Each line below should be retyped exactly, with no pictures.

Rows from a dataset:

========================

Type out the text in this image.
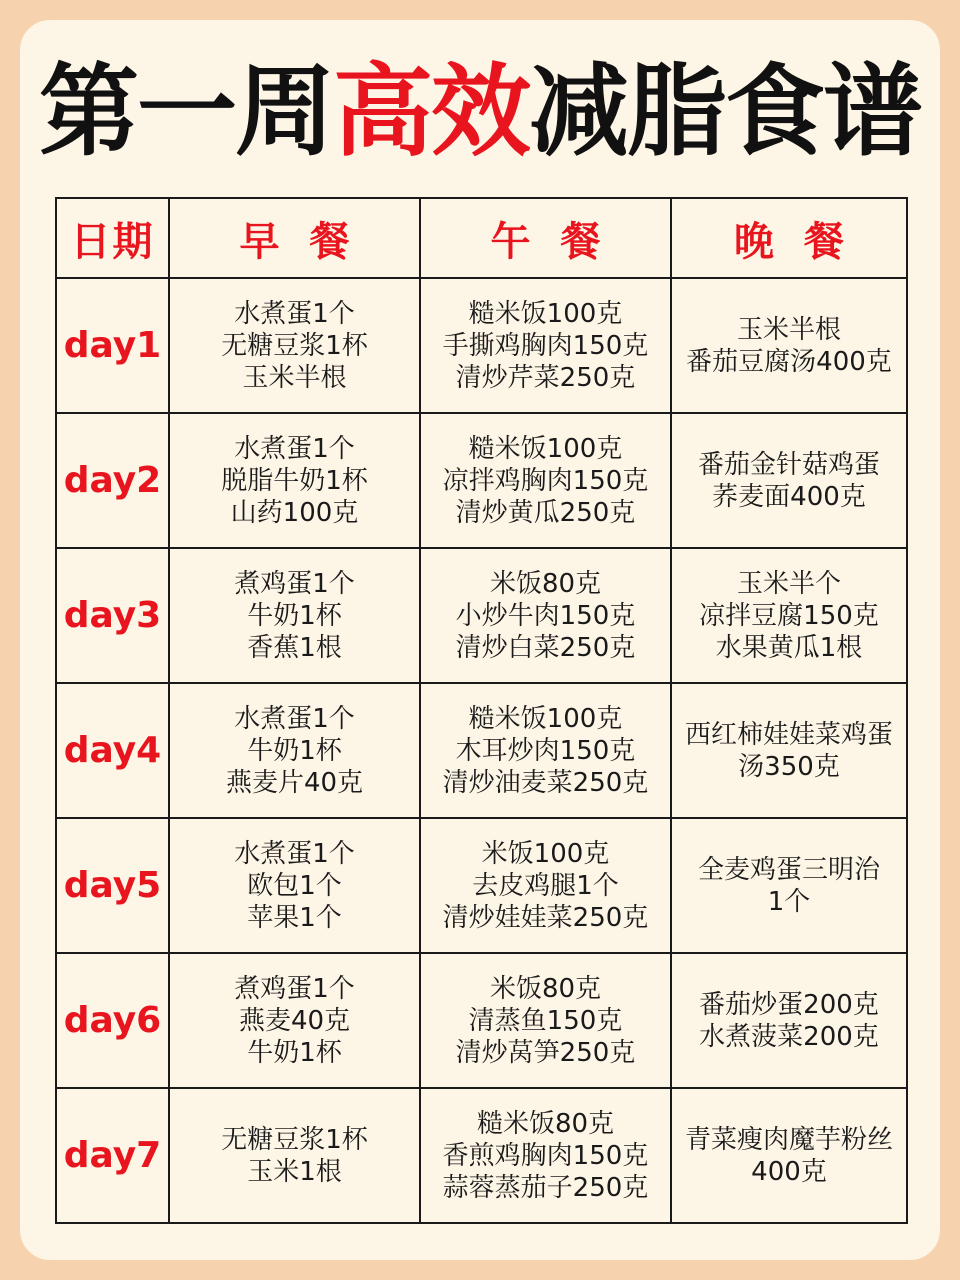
第一周高效减脂食谱
日期	早餐	午餐	晚餐
day1	水煮蛋1个
无糖豆浆1杯
玉米半根	糙米饭100克
手撕鸡胸肉150克
清炒芹菜250克	玉米半根
番茄豆腐汤400克

day2	水煮蛋1个
脱脂牛奶1杯
山药100克	糙米饭100克
凉拌鸡胸肉150克
清炒黄瓜250克	番茄金针菇鸡蛋
荞麦面400克

day3	煮鸡蛋1个
牛奶1杯
香蕉1根	米饭80克
小炒牛肉150克
清炒白菜250克	玉米半个
凉拌豆腐150克
水果黄瓜1根

day4	水煮蛋1个
牛奶1杯
燕麦片40克	糙米饭100克
木耳炒肉150克
清炒油麦菜250克	西红柿娃娃菜鸡蛋
汤350克

day5	水煮蛋1个
欧包1个
苹果1个	米饭100克
去皮鸡腿1个
清炒娃娃菜250克	全麦鸡蛋三明治
1个

day6	煮鸡蛋1个
燕麦40克
牛奶1杯	米饭80克
清蒸鱼150克
清炒莴笋250克	番茄炒蛋200克
水煮菠菜200克

day7	无糖豆浆1杯
玉米1根	糙米饭80克
香煎鸡胸肉150克
蒜蓉蒸茄子250克	青菜瘦肉魔芋粉丝
400克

========================

* Worked answer *
Type out the text in this image.
第一周高效减脂食谱
日期	早餐	午餐	晚餐
day1	水煮蛋1个
无糖豆浆1杯
玉米半根	糙米饭100克
手撕鸡胸肉150克
清炒芹菜250克	玉米半根
番茄豆腐汤400克

day2	水煮蛋1个
脱脂牛奶1杯
山药100克	糙米饭100克
凉拌鸡胸肉150克
清炒黄瓜250克	番茄金针菇鸡蛋
荞麦面400克

day3	煮鸡蛋1个
牛奶1杯
香蕉1根	米饭80克
小炒牛肉150克
清炒白菜250克	玉米半个
凉拌豆腐150克
水果黄瓜1根

day4	水煮蛋1个
牛奶1杯
燕麦片40克	糙米饭100克
木耳炒肉150克
清炒油麦菜250克	西红柿娃娃菜鸡蛋
汤350克

day5	水煮蛋1个
欧包1个
苹果1个	米饭100克
去皮鸡腿1个
清炒娃娃菜250克	全麦鸡蛋三明治
1个

day6	煮鸡蛋1个
燕麦40克
牛奶1杯	米饭80克
清蒸鱼150克
清炒莴笋250克	番茄炒蛋200克
水煮菠菜200克

day7	无糖豆浆1杯
玉米1根	糙米饭80克
香煎鸡胸肉150克
蒜蓉蒸茄子250克	青菜瘦肉魔芋粉丝
400克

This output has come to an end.